EXCERPT TO READ:
........
That question seriously troubled me for some time. Ethics cannot be deduced from logic and aesthetics. To give an example, why exactly is rape wrong? Logically, evolutionary science lets us conclude that it increases individual fitness by increasing mating opportunities and group fitness by spreading alleles that are good at reproducing themselves. Judging by the popularity of the subject in fine art, aesthetics can't condemn it either. So what makes it wrong? Is it anything more than a bald assertion? On what basis and by whose authority? Is ethics merely the science of discerning whatever it is that the strongest secular power one is subject to will permit? I find that proposition philosophically unsatisfying.

Meanwhile, while there is plenty of room for elaboration, a theist can rest on the moral foundation that Mankind was created with inherent dignity in the image of the Creator and thus rape, murder, theft, and various other offenses against that dignity are objectively immoral, regardless of what whoever holds the local monopoly on violence thinks. Additionally, to aid those who may not be capable of drawing those inferences, the sacred scriptures literally spell out the most obvious dos and don'ts.
........
DATA EXTRACT:

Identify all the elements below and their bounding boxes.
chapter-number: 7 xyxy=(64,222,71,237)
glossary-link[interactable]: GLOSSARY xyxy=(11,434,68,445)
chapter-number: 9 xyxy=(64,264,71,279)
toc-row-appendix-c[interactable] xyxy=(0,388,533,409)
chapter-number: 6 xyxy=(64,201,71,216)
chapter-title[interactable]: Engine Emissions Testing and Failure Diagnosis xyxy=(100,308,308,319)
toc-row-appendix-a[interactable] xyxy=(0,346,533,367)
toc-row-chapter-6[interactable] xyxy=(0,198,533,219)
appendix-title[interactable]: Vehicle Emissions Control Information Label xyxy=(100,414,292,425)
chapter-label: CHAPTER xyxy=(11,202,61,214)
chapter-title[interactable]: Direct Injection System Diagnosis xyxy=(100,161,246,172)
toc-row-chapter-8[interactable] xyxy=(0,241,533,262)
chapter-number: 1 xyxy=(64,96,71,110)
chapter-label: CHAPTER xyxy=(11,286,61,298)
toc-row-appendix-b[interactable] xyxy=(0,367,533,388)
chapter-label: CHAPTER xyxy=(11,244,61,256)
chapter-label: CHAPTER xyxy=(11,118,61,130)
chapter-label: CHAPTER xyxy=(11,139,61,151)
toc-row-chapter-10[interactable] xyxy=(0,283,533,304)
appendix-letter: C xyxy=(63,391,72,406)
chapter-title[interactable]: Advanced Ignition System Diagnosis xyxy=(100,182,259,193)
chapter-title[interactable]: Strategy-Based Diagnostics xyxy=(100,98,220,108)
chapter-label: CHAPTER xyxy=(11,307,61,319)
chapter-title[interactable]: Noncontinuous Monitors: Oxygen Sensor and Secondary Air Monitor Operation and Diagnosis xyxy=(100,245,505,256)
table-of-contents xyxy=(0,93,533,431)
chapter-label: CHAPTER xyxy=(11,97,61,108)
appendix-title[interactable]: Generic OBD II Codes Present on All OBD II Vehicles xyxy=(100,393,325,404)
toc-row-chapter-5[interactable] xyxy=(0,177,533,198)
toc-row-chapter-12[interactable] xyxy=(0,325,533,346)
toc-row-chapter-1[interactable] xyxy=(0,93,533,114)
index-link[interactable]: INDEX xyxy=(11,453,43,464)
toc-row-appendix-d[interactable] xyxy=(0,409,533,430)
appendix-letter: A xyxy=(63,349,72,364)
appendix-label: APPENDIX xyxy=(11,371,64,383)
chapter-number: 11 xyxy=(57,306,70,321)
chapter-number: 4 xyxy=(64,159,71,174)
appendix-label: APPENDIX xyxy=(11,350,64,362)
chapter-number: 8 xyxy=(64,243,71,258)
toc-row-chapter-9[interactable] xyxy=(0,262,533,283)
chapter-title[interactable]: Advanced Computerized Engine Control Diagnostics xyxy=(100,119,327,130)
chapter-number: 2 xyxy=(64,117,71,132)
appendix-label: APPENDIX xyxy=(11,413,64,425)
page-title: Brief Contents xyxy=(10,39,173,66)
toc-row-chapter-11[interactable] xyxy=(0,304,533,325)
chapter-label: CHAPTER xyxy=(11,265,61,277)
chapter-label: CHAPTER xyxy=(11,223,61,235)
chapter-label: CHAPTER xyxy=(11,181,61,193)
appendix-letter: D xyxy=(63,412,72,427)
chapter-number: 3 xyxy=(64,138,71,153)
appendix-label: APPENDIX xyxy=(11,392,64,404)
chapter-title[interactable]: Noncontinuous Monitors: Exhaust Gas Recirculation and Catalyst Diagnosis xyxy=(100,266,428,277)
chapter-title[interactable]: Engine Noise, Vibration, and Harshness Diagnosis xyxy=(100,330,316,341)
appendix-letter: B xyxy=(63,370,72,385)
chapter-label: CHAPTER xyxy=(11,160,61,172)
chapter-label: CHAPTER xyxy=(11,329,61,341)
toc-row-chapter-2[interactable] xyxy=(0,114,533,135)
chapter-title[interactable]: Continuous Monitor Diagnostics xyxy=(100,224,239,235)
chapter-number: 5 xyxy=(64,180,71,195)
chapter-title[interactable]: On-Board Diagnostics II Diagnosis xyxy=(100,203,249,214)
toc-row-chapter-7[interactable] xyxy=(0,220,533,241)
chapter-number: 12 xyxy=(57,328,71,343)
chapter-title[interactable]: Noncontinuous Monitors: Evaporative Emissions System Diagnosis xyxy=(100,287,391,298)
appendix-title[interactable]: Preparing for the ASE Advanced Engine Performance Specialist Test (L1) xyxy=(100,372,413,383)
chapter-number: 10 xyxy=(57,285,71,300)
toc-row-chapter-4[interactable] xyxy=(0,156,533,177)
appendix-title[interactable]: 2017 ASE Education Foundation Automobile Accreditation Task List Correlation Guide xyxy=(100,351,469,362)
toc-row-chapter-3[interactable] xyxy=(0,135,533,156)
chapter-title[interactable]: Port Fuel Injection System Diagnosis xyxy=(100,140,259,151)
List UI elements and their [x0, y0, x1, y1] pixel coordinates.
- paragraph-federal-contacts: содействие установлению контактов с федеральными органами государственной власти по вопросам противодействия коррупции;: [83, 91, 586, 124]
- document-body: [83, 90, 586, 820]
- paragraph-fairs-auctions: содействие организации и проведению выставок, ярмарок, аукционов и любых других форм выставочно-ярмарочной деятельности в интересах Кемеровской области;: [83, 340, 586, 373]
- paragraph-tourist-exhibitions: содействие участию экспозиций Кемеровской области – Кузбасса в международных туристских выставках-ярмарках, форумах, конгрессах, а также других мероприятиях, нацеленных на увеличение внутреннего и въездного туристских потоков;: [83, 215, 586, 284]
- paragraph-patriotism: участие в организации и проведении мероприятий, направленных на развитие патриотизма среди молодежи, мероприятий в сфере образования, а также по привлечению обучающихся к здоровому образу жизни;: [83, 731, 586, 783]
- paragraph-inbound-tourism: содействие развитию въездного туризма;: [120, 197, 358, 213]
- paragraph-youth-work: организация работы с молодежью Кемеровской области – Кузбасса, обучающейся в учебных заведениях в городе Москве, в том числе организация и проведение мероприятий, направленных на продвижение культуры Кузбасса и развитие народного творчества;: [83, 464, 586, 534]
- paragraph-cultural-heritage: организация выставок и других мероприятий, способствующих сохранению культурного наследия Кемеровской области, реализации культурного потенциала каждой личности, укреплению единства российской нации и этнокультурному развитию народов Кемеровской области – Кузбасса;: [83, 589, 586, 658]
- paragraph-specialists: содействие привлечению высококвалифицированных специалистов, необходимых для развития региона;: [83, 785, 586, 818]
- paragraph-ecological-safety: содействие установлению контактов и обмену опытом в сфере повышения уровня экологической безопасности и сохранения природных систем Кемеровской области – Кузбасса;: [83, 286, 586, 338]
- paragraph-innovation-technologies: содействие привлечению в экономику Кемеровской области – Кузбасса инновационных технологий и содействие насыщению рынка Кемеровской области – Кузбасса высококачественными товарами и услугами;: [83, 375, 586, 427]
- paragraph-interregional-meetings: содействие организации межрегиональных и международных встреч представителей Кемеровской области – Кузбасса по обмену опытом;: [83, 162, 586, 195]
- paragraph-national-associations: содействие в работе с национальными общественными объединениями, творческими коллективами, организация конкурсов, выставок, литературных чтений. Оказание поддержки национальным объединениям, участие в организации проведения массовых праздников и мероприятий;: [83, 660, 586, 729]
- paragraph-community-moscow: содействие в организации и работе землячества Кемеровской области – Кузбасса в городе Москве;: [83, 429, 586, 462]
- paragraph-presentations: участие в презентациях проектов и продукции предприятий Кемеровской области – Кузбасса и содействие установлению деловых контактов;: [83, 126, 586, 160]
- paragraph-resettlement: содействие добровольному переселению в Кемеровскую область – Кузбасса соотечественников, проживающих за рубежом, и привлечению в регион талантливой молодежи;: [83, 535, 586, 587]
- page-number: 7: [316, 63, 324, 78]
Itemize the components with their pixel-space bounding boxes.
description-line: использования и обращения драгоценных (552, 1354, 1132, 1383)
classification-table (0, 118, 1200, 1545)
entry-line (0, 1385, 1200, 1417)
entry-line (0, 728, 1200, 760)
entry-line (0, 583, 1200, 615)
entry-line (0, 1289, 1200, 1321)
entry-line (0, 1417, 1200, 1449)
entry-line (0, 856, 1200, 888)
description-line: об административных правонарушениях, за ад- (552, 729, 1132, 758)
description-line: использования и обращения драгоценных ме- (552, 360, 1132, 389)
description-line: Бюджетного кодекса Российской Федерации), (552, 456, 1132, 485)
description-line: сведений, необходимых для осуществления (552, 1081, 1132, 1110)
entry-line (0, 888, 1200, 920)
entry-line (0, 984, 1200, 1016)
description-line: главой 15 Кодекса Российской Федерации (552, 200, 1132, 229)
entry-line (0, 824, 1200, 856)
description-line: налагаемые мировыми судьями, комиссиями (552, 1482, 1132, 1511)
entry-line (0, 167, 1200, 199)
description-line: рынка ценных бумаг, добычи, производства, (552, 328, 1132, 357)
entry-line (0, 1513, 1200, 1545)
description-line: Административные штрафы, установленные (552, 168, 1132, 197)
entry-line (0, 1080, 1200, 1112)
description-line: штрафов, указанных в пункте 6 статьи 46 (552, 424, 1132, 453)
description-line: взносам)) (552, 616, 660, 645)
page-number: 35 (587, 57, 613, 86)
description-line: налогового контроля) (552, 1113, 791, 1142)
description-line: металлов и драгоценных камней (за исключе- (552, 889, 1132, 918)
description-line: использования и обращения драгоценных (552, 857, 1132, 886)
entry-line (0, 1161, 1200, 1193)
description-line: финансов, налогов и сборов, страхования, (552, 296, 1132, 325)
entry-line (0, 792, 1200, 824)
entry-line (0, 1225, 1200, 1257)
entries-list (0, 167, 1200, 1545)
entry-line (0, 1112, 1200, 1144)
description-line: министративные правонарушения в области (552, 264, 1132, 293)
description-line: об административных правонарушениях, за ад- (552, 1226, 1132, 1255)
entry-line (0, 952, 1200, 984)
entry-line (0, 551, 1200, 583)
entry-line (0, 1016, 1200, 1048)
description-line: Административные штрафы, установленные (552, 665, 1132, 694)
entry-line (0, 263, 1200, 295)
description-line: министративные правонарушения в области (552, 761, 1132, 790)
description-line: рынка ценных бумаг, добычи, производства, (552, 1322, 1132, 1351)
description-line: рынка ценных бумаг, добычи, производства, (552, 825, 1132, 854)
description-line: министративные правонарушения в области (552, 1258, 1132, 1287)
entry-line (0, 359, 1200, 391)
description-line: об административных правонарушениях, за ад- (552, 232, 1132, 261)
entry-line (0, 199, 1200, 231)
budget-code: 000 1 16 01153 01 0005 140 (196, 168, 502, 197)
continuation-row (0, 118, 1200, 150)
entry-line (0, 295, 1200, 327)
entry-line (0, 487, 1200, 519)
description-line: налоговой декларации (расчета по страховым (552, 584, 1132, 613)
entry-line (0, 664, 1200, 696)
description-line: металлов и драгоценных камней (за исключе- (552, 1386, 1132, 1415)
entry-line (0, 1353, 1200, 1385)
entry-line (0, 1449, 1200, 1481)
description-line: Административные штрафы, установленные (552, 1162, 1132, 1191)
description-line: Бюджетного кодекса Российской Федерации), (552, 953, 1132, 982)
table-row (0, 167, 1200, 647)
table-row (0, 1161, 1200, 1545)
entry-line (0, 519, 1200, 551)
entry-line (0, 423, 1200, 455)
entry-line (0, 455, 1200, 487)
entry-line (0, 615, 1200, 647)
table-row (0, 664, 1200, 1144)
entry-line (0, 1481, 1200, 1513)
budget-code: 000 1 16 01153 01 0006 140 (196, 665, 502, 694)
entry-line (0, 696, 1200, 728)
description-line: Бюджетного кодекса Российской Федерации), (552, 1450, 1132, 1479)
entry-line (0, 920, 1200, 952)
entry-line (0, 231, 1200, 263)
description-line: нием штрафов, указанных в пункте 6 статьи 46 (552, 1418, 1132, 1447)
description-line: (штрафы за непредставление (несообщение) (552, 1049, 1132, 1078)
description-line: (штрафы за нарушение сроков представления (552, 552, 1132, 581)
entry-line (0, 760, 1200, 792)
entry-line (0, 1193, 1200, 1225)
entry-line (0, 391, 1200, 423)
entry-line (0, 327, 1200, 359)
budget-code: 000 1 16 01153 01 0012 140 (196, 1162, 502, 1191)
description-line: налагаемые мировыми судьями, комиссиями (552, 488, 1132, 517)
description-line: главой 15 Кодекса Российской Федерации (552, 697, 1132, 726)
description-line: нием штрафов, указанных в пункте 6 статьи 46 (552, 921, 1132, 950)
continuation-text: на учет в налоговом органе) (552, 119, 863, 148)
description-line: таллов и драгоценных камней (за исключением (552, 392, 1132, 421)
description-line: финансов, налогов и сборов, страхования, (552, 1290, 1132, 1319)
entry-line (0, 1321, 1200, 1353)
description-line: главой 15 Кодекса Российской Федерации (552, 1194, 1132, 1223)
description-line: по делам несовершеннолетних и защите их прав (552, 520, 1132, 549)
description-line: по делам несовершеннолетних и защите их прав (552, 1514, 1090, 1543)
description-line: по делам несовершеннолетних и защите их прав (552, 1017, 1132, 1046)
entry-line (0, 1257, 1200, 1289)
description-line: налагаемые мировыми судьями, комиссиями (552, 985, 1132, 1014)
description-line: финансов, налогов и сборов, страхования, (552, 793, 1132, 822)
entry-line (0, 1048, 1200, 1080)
........
REQUIREMENT 1:
In the passage on ethics:
(a) What two things does the writer say ethics cannot be deduced from?
(b) What does the writer call the proposition that ethics merely discerns what the strongest secular power will permit?
(c) In whose image does the theist hold that Mankind was created?
REQUIREMENT 2: Can you carry the passage on ethics forward with the part that would come next, picking up after its last sentence?

RESULT 1:
(a) Logic and aesthetics.
(b) Philosophically unsatisfying.
(c) The image of the Creator.

RESULT 2:
2 comments

> Ethics cannot be deduced from logic and aesthetics. To give an example, why exactly is rape wrong?

Rape is wrong, because it induces bodily and emotional harm. You can deduce your whole ethics and morals from the 'reduce the suffering you cause' view. You don't need religion for that.

That’s begging the question. Why is harming another human being wrong? It could be the benefit to yourself and others is greater than the harm caused. The children born of that rape may well think that their being alive is a net good. In fact, it’s statistically certain that all of us have at least one rape victim somewhere in our ancestry and thus wouldn't otherwise be alive.

Just because you personally think harming other persons is bad isn’t sufficient. What gives you the authority to impose that value on others?

> Just because you personally think harming other persons is bad isn’t sufficient.

What is insufficient about it?

That involuntary harm to one may occasionally benefit the many? Even if so can the aggressor and wider society know that ahead of time? And what about individual's right to freedom from harm?

> What gives you the authority to impose that value on others?

Society has to negotiate values together. The rule to avoid harming others is the least imposing value of all.

After 30y of "living by faith" I'm no longer a fan of trusting in authorities just because their rules are old or their existence is unfalsifiable.

> What is insufficient about it?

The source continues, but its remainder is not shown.